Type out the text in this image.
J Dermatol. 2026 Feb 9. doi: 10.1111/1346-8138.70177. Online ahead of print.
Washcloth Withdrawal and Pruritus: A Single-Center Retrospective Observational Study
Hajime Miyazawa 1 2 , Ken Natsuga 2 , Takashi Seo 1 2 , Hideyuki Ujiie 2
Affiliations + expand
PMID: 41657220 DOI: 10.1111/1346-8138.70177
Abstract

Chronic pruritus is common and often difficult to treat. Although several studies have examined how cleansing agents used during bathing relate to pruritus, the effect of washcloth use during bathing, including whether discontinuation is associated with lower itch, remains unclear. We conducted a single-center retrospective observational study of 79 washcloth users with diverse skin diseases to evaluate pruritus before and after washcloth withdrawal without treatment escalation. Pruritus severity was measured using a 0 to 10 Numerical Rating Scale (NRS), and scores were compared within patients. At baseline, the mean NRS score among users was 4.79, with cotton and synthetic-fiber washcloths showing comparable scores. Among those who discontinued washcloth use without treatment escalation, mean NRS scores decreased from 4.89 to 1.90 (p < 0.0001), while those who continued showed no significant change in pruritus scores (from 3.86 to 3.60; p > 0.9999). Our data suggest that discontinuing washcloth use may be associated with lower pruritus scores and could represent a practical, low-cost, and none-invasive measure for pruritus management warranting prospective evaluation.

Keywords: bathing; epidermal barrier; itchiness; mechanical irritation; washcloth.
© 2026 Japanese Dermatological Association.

※ ※ ※

#### [Activity]
Would you mind giving all the records again exactly?

#### [Output of the exercise]
Type out the text in this image.
J Dermatol. 2026 Feb 9. doi: 10.1111/1346-8138.70177. Online ahead of print.
Washcloth Withdrawal and Pruritus: A Single-Center Retrospective Observational Study
Hajime Miyazawa 1 2 , Ken Natsuga 2 , Takashi Seo 1 2 , Hideyuki Ujiie 2
Affiliations + expand
PMID: 41657220 DOI: 10.1111/1346-8138.70177
Abstract

Chronic pruritus is common and often difficult to treat. Although several studies have examined how cleansing agents used during bathing relate to pruritus, the effect of washcloth use during bathing, including whether discontinuation is associated with lower itch, remains unclear. We conducted a single-center retrospective observational study of 79 washcloth users with diverse skin diseases to evaluate pruritus before and after washcloth withdrawal without treatment escalation. Pruritus severity was measured using a 0 to 10 Numerical Rating Scale (NRS), and scores were compared within patients. At baseline, the mean NRS score among users was 4.79, with cotton and synthetic-fiber washcloths showing comparable scores. Among those who discontinued washcloth use without treatment escalation, mean NRS scores decreased from 4.89 to 1.90 (p < 0.0001), while those who continued showed no significant change in pruritus scores (from 3.86 to 3.60; p > 0.9999). Our data suggest that discontinuing washcloth use may be associated with lower pruritus scores and could represent a practical, low-cost, and none-invasive measure for pruritus management warranting prospective evaluation.

Keywords: bathing; epidermal barrier; itchiness; mechanical irritation; washcloth.
© 2026 Japanese Dermatological Association.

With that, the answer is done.